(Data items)
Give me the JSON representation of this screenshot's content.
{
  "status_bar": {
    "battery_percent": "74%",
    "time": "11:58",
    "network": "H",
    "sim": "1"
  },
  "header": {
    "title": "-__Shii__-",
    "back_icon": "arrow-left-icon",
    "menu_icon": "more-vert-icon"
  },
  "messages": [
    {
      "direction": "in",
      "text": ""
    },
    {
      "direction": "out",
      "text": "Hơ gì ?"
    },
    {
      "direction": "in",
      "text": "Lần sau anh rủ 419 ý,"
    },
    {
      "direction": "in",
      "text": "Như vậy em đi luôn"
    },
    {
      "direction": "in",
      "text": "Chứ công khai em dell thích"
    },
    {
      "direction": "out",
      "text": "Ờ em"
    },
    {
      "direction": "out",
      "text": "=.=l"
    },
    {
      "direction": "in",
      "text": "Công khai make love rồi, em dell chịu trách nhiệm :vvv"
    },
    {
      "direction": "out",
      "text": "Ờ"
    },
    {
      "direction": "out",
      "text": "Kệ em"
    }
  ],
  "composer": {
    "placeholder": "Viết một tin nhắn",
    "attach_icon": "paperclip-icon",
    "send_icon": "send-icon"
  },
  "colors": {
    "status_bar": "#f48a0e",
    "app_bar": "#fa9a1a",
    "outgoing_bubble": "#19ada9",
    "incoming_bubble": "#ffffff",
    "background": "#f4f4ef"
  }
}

▶ _What you should do_:
Extract from the data every line where "dell" shows up.

▶ _Answer to the exercise_:
      "text": "Chứ công khai em dell thích"
      "text": "Công khai make love rồi, em dell chịu trách nhiệm :vvv"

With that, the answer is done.